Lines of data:
━━━━━━━━━━━━━━━━━━━━━━━━━━━━━━
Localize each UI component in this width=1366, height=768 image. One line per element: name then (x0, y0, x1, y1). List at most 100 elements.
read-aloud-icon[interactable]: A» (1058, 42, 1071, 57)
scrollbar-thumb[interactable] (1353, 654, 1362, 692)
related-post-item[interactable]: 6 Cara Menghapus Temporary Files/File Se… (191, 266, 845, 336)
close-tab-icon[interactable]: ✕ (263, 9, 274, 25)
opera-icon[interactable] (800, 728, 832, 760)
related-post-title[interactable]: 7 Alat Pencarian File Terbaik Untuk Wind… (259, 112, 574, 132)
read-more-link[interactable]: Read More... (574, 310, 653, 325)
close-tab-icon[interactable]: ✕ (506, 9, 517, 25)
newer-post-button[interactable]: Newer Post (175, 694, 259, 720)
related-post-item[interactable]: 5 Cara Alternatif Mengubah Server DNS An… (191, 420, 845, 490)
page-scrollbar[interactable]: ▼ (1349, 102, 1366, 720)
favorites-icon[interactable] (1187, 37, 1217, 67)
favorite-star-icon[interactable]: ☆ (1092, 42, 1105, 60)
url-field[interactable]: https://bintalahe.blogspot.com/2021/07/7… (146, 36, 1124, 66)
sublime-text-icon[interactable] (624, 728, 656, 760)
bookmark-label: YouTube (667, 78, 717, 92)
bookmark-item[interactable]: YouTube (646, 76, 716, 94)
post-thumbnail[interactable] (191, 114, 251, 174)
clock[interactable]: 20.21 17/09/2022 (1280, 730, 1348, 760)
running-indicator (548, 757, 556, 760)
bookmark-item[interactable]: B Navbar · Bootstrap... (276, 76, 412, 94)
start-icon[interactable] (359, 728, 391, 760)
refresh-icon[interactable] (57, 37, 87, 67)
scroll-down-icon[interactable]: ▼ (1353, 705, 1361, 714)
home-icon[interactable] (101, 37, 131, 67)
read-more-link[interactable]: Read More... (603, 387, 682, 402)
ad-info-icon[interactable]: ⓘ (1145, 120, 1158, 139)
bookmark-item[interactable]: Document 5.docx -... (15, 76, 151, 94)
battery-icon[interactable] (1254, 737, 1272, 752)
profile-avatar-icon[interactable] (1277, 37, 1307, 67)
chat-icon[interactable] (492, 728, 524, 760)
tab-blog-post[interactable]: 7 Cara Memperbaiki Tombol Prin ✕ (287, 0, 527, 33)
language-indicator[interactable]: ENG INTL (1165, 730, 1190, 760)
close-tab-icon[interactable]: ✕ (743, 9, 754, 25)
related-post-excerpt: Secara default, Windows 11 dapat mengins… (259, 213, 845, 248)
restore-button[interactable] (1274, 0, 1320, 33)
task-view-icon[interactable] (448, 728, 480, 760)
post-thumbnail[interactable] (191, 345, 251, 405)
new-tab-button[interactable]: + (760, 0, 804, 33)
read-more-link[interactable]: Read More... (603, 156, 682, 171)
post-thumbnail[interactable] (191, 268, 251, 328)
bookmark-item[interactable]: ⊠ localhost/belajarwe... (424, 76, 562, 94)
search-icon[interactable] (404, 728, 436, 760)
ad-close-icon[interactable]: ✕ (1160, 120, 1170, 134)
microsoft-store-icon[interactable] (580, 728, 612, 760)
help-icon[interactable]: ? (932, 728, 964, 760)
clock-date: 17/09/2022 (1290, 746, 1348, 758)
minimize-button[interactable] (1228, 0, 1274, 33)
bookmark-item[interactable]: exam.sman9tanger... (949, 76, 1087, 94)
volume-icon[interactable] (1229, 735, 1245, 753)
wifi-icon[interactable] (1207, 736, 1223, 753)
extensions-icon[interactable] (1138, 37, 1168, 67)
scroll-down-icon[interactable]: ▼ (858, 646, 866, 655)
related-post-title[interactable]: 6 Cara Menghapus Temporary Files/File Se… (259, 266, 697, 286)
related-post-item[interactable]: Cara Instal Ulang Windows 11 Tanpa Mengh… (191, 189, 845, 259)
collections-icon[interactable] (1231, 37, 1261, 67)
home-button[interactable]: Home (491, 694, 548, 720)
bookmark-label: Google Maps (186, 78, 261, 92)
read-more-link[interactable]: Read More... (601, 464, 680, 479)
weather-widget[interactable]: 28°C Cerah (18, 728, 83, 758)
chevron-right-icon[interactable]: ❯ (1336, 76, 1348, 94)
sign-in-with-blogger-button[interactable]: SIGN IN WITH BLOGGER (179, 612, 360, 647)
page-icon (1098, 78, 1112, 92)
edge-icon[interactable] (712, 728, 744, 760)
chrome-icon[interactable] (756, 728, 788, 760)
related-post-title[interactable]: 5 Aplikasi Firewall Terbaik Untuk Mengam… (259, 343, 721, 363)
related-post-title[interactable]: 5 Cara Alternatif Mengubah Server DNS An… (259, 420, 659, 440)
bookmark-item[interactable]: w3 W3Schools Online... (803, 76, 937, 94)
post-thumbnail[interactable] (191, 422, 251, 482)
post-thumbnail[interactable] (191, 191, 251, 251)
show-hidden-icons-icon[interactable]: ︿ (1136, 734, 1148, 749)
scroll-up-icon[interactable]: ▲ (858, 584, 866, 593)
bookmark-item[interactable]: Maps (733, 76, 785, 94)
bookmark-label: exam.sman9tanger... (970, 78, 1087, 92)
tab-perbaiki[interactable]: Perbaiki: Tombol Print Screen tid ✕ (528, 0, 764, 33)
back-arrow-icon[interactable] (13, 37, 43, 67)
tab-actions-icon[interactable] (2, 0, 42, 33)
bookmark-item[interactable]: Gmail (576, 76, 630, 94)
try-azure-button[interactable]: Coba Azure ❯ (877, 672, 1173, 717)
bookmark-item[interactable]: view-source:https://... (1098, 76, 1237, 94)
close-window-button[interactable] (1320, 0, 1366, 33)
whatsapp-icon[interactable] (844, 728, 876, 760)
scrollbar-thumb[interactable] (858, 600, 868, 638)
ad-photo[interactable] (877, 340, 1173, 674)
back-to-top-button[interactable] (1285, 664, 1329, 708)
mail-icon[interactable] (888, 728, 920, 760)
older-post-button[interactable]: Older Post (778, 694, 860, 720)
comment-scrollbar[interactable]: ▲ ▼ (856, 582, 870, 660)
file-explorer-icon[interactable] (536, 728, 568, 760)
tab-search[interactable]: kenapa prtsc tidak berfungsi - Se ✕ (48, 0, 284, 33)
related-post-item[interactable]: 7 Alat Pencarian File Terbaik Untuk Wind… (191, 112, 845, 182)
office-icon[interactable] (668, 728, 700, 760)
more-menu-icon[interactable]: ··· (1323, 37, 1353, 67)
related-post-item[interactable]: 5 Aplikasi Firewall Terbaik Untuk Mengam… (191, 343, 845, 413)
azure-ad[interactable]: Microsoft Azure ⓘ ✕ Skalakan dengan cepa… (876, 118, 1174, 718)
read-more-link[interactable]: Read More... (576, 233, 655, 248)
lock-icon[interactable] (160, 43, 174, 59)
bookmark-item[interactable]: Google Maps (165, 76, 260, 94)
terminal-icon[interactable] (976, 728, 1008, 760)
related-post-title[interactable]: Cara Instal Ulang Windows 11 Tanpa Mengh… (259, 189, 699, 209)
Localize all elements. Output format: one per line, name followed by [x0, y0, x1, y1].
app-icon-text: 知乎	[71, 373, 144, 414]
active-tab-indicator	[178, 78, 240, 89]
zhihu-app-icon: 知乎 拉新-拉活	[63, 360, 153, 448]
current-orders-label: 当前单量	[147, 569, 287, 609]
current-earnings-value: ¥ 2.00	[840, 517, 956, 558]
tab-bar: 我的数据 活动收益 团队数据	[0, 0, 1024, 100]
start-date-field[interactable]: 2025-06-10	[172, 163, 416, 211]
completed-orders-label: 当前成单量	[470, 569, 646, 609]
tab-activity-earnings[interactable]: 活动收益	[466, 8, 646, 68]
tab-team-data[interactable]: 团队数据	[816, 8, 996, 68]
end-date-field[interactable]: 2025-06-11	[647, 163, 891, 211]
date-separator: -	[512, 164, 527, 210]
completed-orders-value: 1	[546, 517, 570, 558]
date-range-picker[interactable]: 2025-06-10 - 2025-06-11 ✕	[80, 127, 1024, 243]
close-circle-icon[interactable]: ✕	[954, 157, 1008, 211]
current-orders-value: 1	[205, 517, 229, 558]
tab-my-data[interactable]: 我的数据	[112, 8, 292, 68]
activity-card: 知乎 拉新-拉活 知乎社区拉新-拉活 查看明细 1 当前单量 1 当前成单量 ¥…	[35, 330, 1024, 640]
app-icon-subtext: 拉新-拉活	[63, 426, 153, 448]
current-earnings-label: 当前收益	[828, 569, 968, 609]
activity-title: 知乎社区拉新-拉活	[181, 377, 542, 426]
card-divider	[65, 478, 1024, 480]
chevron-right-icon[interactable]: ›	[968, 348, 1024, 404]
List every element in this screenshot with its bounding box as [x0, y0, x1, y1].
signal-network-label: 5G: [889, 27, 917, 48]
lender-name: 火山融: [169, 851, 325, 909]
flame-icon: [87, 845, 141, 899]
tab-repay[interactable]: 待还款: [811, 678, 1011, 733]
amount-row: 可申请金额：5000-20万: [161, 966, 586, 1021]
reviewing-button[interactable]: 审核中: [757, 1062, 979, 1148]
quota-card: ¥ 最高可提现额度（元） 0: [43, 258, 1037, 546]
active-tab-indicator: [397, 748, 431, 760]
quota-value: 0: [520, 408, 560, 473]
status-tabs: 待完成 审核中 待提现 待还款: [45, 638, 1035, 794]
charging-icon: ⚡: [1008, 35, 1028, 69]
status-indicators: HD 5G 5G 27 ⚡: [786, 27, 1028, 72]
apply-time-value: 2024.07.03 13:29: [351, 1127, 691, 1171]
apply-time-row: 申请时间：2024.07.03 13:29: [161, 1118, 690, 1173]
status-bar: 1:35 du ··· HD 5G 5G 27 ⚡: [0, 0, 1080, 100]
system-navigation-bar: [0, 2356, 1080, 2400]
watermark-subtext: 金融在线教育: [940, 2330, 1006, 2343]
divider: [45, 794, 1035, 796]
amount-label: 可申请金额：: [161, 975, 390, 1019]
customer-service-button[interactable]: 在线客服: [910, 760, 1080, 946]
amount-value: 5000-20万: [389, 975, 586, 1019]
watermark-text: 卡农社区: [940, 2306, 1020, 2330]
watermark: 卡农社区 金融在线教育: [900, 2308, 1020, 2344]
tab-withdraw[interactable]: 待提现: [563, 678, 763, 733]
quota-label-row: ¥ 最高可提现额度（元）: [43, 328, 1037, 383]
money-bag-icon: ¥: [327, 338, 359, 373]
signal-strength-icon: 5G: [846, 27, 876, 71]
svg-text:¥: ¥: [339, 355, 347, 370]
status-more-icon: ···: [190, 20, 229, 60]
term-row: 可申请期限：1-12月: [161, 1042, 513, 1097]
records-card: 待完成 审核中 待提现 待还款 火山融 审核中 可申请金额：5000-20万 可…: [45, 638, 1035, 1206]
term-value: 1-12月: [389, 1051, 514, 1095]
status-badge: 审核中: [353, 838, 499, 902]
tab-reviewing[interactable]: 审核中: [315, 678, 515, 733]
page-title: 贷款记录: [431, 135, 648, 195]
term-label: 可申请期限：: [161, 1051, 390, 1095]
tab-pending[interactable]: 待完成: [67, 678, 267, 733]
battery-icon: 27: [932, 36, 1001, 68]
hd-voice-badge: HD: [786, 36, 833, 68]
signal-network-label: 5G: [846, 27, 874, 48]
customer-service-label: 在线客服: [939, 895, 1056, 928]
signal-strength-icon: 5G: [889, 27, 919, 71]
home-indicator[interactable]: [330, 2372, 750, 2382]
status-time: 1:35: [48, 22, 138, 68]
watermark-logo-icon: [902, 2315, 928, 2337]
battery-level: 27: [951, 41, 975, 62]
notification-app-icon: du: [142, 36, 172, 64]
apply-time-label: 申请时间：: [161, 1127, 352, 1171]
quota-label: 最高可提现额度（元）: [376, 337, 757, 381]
━━━━━━━━━━━━━━━━━━━━━━━━━━━━━━
STATED GOAL: Repeat each line word for word, starting with the first line of the records and going on through the line with "scrollbar-thumb[interactable] (1353, 654, 1362, 692)", both ends included.

CORRECT OUTPUT:
Localize each UI component in this width=1366, height=768 image. One line per element: name then (x0, y0, x1, y1). List at most 100 elements.
read-aloud-icon[interactable]: A» (1058, 42, 1071, 57)
scrollbar-thumb[interactable] (1353, 654, 1362, 692)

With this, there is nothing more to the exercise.